Task directions: Transcribe the listing in full, excluding any pictures.

::: Working data :::

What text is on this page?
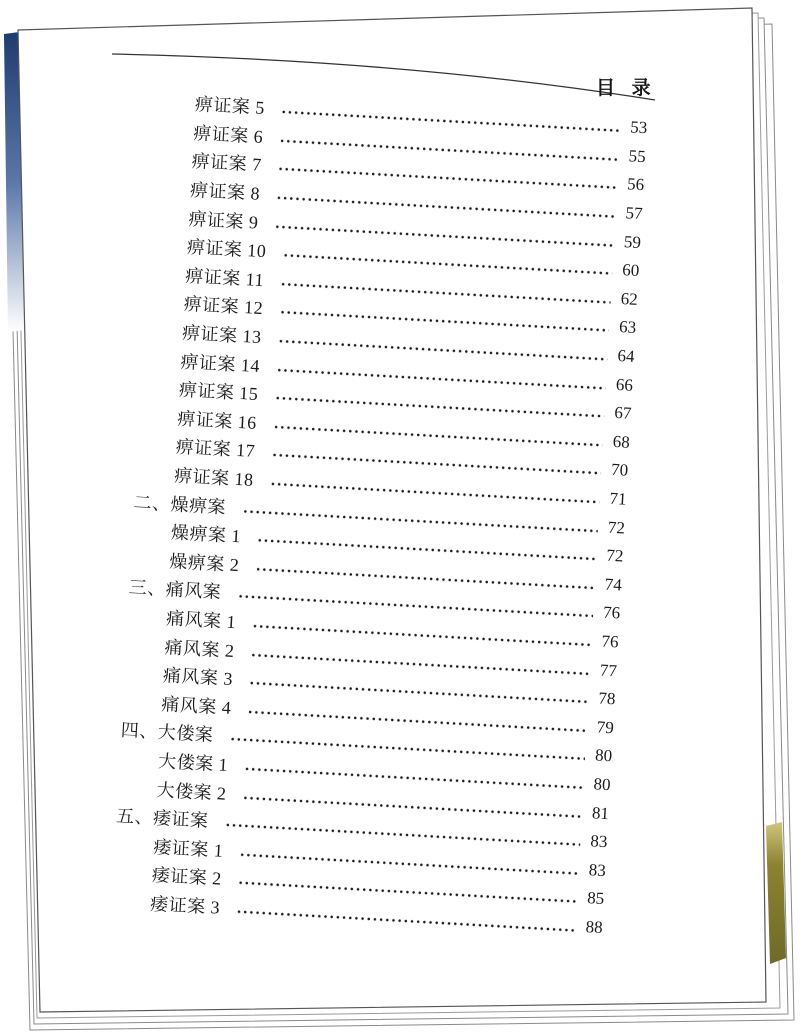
目 录
痹证案 5
53
痹证案 6
55
痹证案 7
56
痹证案 8
57
痹证案 9
59
痹证案 10
60
痹证案 11
62
痹证案 12
63
痹证案 13
64
痹证案 14
66
痹证案 15
67
痹证案 16
68
痹证案 17
70
痹证案 18
71
二、燥痹案
72
燥痹案 1
72
燥痹案 2
74
三、痛风案
76
痛风案 1
76
痛风案 2
77
痛风案 3
78
痛风案 4
79
四、大偻案
80
大偻案 1
80
大偻案 2
81
五、痿证案
83
痿证案 1
83
痿证案 2
85
痿证案 3
88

:::

Task result:
What text is on this page?
目 录
痹证案 5
53
痹证案 6
55
痹证案 7
56
痹证案 8
57
痹证案 9
59
痹证案 10
60
痹证案 11
62
痹证案 12
63
痹证案 13
64
痹证案 14
66
痹证案 15
67
痹证案 16
68
痹证案 17
70
痹证案 18
71
二、燥痹案
72
燥痹案 1
72
燥痹案 2
74
三、痛风案
76
痛风案 1
76
痛风案 2
77
痛风案 3
78
痛风案 4
79
四、大偻案
80
大偻案 1
80
大偻案 2
81
五、痿证案
83
痿证案 1
83
痿证案 2
85
痿证案 3
88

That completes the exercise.